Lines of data

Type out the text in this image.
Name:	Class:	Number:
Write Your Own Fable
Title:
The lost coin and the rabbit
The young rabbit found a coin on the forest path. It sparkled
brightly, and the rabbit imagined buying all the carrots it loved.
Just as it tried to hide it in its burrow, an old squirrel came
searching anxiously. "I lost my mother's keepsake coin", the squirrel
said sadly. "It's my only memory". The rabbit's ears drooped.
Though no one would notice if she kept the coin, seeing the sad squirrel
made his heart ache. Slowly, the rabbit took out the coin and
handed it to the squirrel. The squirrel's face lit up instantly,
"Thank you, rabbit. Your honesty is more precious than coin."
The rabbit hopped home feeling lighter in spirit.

◆ TASK TO COMPLETE ◆
Each record above should be returned exactly as it appears.

◆ WORKED SOLUTION ◆
Type out the text in this image.
Name:	Class:	Number:
Write Your Own Fable
Title:
The lost coin and the rabbit
The young rabbit found a coin on the forest path. It sparkled
brightly, and the rabbit imagined buying all the carrots it loved.
Just as it tried to hide it in its burrow, an old squirrel came
searching anxiously. "I lost my mother's keepsake coin", the squirrel
said sadly. "It's my only memory". The rabbit's ears drooped.
Though no one would notice if she kept the coin, seeing the sad squirrel
made his heart ache. Slowly, the rabbit took out the coin and
handed it to the squirrel. The squirrel's face lit up instantly,
"Thank you, rabbit. Your honesty is more precious than coin."
The rabbit hopped home feeling lighter in spirit.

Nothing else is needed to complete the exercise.